The exercise: Determine how many lines of the records include "grants", and answer with the number alone.
start
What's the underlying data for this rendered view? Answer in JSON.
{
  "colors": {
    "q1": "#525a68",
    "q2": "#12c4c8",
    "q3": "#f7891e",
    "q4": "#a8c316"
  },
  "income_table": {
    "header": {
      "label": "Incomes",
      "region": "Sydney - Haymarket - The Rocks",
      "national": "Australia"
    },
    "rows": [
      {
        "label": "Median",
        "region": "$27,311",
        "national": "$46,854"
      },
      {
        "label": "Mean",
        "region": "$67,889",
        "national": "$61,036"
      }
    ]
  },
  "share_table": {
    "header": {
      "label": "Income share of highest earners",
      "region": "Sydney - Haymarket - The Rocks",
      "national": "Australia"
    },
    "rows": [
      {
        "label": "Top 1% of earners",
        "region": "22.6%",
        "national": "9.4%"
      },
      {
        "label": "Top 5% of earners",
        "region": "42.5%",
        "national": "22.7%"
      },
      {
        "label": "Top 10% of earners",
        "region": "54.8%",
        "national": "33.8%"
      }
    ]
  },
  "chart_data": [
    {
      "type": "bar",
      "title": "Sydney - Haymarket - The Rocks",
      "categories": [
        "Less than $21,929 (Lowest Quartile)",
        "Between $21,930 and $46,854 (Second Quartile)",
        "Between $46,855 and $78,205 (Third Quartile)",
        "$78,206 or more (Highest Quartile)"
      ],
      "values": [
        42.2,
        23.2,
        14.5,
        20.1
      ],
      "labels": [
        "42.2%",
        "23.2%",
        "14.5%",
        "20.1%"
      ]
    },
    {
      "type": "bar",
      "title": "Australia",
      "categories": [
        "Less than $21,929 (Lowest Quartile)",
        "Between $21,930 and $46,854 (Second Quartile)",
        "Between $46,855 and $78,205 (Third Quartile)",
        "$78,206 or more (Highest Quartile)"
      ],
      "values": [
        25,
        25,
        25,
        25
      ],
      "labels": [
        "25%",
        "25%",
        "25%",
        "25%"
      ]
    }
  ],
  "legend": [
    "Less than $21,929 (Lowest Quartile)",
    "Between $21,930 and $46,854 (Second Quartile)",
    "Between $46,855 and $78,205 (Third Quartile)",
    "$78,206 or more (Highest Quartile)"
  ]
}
end
start
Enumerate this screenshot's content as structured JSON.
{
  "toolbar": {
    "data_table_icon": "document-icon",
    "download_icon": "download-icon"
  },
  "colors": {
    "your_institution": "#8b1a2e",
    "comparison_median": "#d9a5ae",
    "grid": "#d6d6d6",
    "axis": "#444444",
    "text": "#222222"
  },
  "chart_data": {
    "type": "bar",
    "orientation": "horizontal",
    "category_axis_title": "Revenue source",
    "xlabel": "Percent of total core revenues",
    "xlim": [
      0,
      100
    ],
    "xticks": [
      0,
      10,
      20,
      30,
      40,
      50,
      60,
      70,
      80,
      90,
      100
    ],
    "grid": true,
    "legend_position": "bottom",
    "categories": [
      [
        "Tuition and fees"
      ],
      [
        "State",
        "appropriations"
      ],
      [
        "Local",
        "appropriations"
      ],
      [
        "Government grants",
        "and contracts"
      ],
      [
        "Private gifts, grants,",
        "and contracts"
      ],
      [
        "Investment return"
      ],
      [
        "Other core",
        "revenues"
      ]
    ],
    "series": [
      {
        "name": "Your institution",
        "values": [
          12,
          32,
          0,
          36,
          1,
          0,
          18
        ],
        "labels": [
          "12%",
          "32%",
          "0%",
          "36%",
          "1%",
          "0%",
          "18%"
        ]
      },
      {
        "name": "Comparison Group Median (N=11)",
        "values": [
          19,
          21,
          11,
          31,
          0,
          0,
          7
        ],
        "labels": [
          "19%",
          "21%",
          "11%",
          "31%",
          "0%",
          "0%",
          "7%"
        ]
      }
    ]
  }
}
end
Finished exercise: 2